:: Record list ::

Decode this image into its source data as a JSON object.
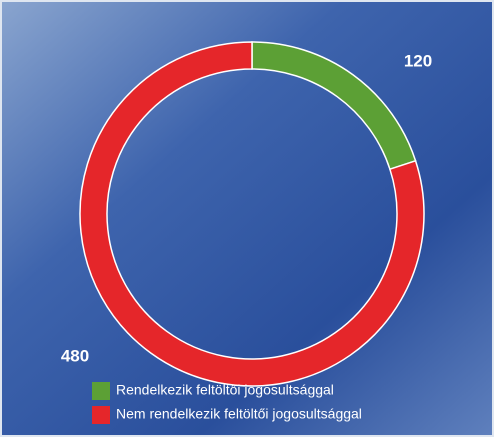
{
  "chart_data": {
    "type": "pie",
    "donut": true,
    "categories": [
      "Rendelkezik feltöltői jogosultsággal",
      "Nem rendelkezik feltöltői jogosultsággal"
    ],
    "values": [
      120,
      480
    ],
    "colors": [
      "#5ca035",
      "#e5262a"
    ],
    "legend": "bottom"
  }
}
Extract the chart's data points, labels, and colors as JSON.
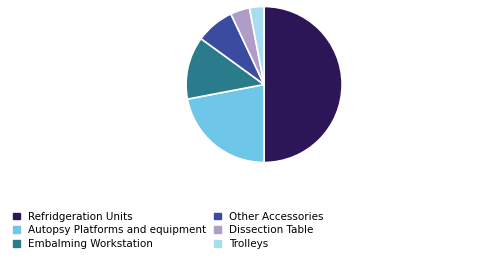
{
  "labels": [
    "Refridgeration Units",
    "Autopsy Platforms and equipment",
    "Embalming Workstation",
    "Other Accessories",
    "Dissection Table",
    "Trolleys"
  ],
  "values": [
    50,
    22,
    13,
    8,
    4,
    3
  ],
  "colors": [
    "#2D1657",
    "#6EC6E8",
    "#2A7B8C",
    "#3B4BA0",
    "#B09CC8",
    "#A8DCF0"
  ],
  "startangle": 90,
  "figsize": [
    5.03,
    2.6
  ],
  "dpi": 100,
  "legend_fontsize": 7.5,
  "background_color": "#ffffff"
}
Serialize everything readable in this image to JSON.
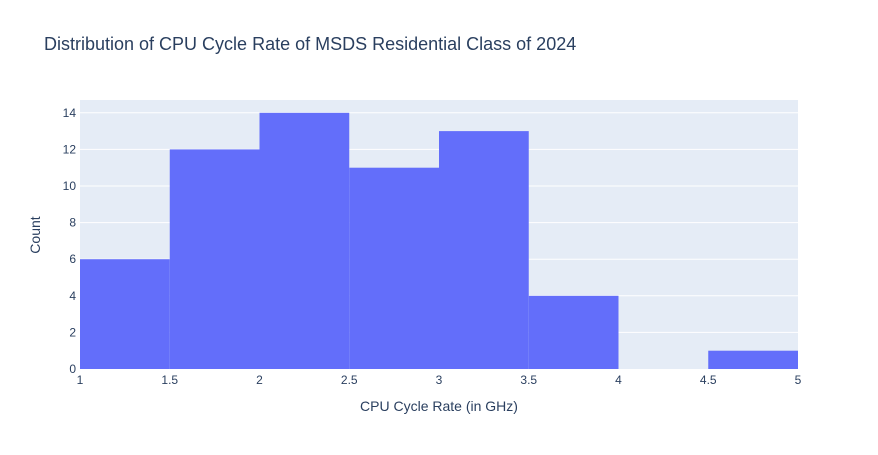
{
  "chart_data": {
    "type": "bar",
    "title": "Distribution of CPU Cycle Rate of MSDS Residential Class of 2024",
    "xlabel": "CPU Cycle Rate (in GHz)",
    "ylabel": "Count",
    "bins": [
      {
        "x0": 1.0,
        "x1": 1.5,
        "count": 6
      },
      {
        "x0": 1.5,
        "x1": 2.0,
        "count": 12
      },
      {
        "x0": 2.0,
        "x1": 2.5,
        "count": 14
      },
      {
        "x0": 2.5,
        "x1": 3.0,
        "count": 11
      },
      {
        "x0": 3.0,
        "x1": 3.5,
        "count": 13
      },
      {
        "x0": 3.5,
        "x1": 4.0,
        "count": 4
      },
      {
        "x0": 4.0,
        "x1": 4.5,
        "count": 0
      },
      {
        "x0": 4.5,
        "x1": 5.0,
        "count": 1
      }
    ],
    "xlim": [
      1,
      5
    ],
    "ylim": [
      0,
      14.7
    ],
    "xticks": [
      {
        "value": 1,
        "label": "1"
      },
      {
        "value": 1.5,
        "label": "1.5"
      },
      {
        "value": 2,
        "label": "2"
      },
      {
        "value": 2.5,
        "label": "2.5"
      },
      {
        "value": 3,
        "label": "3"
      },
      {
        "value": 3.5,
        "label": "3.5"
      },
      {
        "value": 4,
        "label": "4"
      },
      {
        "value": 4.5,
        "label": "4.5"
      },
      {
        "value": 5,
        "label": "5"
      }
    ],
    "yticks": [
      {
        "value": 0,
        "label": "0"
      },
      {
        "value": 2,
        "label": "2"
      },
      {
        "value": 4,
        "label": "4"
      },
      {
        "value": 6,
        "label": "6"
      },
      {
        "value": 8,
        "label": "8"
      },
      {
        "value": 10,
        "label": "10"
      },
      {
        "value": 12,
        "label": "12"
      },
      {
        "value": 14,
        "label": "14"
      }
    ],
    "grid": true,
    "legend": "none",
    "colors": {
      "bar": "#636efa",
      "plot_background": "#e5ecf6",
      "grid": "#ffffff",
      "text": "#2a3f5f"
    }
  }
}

:::

* [Task objective] Gather all lines with the string "ffffff" from the data.

* [Result of this exercise]
  "background_color": "#ffffff"
      "grid": "#ffffff",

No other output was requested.